PROBLEM DESCRIPTION — Bring together all lines of the material below that contain the string "aspx".

Collected data entries
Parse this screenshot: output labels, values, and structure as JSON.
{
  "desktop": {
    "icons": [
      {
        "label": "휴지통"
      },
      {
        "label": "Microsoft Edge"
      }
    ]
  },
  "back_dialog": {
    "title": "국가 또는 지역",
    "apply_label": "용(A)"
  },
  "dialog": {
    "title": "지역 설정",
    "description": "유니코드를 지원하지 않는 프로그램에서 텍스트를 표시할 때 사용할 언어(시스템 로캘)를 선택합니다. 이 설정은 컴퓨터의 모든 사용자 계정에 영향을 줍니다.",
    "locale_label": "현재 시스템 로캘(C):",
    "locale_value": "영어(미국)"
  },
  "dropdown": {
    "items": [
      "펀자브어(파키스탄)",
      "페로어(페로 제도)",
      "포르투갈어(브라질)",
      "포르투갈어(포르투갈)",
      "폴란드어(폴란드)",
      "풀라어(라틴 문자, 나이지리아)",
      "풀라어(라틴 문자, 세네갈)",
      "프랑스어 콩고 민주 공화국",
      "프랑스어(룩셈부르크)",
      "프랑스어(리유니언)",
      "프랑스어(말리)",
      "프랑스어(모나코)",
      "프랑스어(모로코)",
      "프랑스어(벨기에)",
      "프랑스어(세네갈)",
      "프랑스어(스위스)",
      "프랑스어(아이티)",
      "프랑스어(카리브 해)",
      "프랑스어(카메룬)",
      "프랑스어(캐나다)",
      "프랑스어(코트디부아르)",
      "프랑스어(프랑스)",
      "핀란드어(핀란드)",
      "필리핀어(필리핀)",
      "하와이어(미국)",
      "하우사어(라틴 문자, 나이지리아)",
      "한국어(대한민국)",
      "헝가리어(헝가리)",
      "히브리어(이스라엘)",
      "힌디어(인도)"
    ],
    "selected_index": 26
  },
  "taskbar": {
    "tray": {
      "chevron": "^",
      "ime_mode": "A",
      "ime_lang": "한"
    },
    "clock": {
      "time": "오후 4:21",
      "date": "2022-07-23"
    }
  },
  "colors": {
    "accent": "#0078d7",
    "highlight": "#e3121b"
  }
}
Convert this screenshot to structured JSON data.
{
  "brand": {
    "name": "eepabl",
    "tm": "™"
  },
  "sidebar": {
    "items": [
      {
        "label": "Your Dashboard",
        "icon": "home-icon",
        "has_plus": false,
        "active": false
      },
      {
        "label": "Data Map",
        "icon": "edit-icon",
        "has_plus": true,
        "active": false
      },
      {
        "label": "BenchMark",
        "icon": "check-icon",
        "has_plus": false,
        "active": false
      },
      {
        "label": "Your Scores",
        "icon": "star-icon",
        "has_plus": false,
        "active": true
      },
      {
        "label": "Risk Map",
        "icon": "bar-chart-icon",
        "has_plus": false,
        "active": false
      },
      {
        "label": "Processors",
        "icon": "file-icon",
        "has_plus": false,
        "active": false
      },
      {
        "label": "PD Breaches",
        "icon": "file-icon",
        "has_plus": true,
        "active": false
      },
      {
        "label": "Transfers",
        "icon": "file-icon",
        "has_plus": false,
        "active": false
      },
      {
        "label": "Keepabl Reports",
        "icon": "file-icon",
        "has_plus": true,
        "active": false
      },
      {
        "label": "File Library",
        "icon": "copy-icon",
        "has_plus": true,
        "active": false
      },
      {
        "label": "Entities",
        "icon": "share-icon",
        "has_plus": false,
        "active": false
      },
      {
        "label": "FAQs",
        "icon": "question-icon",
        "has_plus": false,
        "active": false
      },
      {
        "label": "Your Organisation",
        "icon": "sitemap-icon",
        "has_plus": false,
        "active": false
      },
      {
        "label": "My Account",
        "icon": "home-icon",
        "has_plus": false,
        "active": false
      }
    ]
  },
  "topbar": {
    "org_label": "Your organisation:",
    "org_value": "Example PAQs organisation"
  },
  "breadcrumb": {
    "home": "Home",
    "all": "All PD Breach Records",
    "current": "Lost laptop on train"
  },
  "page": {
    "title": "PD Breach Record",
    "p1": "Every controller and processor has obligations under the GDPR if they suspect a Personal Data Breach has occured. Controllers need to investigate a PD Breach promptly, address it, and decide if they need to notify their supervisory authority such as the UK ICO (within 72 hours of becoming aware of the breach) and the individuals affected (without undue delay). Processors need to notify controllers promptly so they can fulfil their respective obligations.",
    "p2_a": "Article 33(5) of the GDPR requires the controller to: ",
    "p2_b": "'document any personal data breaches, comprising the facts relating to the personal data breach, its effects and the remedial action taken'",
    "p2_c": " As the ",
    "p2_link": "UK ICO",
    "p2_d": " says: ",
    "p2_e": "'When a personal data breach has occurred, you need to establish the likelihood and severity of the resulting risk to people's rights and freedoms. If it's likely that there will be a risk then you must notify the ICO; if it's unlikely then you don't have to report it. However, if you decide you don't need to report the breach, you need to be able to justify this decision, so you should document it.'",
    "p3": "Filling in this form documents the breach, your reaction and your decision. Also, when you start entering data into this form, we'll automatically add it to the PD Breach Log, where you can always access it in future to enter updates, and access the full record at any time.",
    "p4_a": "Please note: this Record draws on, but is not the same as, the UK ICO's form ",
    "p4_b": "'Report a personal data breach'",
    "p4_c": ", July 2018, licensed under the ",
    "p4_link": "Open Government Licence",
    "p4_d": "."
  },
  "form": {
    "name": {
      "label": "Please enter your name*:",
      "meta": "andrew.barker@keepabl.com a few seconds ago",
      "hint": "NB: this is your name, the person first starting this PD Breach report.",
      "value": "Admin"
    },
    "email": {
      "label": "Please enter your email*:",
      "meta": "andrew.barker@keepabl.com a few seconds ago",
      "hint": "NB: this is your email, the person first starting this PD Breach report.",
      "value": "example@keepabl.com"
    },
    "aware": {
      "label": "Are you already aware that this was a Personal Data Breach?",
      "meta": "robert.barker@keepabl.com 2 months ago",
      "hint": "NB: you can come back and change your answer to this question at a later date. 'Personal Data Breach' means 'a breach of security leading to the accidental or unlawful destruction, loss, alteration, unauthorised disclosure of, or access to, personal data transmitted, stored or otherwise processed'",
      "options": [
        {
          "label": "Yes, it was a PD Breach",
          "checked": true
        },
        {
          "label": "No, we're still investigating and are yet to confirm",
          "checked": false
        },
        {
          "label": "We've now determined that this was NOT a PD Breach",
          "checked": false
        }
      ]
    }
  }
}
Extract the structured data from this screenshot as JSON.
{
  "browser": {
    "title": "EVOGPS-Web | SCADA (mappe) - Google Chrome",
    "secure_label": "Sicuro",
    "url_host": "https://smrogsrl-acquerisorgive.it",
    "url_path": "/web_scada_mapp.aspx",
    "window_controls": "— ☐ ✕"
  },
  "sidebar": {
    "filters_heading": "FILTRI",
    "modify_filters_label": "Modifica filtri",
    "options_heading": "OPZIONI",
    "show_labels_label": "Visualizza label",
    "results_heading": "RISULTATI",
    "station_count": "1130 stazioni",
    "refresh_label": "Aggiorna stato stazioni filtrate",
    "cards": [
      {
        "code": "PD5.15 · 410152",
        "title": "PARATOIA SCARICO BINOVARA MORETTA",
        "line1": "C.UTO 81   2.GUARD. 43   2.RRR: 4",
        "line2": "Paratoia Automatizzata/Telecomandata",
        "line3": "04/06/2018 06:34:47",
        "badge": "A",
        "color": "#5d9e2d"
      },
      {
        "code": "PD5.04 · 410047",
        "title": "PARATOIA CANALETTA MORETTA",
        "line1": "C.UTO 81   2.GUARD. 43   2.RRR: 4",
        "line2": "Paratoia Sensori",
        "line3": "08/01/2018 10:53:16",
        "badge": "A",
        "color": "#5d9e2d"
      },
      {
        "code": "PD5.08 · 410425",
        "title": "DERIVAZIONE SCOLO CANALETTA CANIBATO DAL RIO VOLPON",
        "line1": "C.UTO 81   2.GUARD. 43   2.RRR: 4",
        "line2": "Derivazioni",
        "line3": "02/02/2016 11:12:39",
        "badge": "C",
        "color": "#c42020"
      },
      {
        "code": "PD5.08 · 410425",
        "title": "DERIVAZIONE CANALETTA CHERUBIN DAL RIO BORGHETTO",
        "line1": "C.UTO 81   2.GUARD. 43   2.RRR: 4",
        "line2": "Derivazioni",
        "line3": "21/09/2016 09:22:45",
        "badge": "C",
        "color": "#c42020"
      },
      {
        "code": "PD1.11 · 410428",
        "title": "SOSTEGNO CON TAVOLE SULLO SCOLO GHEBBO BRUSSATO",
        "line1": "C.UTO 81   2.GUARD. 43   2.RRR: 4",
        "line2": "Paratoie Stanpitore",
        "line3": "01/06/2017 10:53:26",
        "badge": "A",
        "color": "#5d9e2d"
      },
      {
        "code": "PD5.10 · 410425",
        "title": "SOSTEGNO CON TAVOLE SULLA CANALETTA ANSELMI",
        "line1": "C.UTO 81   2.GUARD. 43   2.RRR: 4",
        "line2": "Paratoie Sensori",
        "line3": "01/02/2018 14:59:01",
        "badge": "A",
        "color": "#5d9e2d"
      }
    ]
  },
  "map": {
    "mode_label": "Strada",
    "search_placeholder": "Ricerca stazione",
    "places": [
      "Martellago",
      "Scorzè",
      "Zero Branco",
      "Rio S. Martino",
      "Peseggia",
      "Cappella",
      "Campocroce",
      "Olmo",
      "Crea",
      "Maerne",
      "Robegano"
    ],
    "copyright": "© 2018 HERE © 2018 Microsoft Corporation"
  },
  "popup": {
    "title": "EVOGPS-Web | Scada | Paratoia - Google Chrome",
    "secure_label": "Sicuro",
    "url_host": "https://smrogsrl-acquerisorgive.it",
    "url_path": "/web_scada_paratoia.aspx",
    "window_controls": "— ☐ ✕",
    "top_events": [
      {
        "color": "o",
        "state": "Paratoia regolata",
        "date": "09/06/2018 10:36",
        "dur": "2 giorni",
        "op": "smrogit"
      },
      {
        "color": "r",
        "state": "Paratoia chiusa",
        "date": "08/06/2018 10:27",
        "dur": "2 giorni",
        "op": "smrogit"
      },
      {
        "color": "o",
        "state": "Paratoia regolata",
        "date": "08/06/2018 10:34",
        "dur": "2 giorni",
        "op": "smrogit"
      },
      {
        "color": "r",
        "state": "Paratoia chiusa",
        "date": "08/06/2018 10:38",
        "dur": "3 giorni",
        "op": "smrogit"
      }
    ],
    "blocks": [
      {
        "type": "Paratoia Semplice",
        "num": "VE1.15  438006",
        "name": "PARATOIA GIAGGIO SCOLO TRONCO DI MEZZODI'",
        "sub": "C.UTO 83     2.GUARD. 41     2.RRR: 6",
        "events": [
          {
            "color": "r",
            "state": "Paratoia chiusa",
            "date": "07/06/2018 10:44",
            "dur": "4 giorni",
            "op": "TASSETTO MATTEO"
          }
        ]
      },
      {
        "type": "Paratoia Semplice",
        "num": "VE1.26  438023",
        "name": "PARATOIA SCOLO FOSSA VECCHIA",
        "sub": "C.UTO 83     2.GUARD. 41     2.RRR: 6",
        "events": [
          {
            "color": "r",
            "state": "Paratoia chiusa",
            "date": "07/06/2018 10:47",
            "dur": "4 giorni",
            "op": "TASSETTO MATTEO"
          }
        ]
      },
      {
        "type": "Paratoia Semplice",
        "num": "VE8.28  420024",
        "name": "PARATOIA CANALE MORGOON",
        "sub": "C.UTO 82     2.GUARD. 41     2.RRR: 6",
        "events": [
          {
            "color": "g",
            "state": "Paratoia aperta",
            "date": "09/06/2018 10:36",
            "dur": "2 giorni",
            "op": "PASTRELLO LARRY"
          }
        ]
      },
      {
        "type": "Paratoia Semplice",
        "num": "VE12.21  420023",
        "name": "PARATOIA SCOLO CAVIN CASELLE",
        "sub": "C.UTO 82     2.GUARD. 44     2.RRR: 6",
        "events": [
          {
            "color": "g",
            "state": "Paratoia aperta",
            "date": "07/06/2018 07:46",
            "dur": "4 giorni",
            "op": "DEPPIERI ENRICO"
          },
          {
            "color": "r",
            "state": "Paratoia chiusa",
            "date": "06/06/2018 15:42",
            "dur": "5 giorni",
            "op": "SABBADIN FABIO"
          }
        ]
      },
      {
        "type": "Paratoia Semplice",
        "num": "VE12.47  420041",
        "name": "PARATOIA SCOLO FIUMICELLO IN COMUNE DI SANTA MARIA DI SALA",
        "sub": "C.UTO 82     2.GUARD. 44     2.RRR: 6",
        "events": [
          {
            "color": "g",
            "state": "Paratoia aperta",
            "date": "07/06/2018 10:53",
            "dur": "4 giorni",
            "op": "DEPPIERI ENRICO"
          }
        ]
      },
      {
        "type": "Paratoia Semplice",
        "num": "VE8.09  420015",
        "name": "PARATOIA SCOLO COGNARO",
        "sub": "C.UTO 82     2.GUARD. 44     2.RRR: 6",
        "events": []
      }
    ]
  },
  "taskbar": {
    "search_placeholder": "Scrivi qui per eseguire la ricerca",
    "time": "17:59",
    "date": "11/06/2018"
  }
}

COMPLETED EXERCISE —
    "url_path": "/web_scada_mapp.aspx",
    "url_path": "/web_scada_paratoia.aspx",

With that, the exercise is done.